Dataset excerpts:
◆ ◆ ◆ ◆ ◆ ◆ ◆

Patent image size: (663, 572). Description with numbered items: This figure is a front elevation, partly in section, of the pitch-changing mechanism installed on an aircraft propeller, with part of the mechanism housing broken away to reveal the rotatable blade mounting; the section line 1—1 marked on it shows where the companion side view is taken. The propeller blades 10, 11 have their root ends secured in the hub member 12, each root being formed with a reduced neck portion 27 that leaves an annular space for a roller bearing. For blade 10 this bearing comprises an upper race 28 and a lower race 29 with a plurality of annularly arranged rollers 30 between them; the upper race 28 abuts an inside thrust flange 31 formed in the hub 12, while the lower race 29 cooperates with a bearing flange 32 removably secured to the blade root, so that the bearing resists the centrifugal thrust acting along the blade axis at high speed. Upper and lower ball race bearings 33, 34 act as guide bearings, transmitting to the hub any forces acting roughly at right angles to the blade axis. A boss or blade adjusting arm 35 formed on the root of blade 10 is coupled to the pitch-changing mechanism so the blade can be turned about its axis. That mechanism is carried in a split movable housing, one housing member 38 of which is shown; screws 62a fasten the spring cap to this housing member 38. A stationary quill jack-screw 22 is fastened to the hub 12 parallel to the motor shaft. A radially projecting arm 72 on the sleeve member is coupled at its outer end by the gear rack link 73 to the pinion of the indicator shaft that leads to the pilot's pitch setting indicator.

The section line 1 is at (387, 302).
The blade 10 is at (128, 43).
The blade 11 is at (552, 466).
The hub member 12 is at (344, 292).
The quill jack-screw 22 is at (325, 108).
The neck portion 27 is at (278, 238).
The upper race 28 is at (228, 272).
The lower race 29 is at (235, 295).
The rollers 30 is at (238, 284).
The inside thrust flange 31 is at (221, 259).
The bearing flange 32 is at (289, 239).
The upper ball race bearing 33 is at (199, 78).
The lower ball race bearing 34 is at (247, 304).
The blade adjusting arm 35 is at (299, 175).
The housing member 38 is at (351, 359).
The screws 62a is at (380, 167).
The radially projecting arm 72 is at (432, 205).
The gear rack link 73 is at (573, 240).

◆ ◆ ◆ ◆ ◆ ◆ ◆

### What you need to do
Quote every line of the data above word for word, leaving nothing out and changing nothing.

### Reply to the task
Patent image size: (663, 572). Description with numbered items: This figure is a front elevation, partly in section, of the pitch-changing mechanism installed on an aircraft propeller, with part of the mechanism housing broken away to reveal the rotatable blade mounting; the section line 1—1 marked on it shows where the companion side view is taken. The propeller blades 10, 11 have their root ends secured in the hub member 12, each root being formed with a reduced neck portion 27 that leaves an annular space for a roller bearing. For blade 10 this bearing comprises an upper race 28 and a lower race 29 with a plurality of annularly arranged rollers 30 between them; the upper race 28 abuts an inside thrust flange 31 formed in the hub 12, while the lower race 29 cooperates with a bearing flange 32 removably secured to the blade root, so that the bearing resists the centrifugal thrust acting along the blade axis at high speed. Upper and lower ball race bearings 33, 34 act as guide bearings, transmitting to the hub any forces acting roughly at right angles to the blade axis. A boss or blade adjusting arm 35 formed on the root of blade 10 is coupled to the pitch-changing mechanism so the blade can be turned about its axis. That mechanism is carried in a split movable housing, one housing member 38 of which is shown; screws 62a fasten the spring cap to this housing member 38. A stationary quill jack-screw 22 is fastened to the hub 12 parallel to the motor shaft. A radially projecting arm 72 on the sleeve member is coupled at its outer end by the gear rack link 73 to the pinion of the indicator shaft that leads to the pilot's pitch setting indicator.

The section line 1 is at (387, 302).
The blade 10 is at (128, 43).
The blade 11 is at (552, 466).
The hub member 12 is at (344, 292).
The quill jack-screw 22 is at (325, 108).
The neck portion 27 is at (278, 238).
The upper race 28 is at (228, 272).
The lower race 29 is at (235, 295).
The rollers 30 is at (238, 284).
The inside thrust flange 31 is at (221, 259).
The bearing flange 32 is at (289, 239).
The upper ball race bearing 33 is at (199, 78).
The lower ball race bearing 34 is at (247, 304).
The blade adjusting arm 35 is at (299, 175).
The housing member 38 is at (351, 359).
The screws 62a is at (380, 167).
The radially projecting arm 72 is at (432, 205).
The gear rack link 73 is at (573, 240).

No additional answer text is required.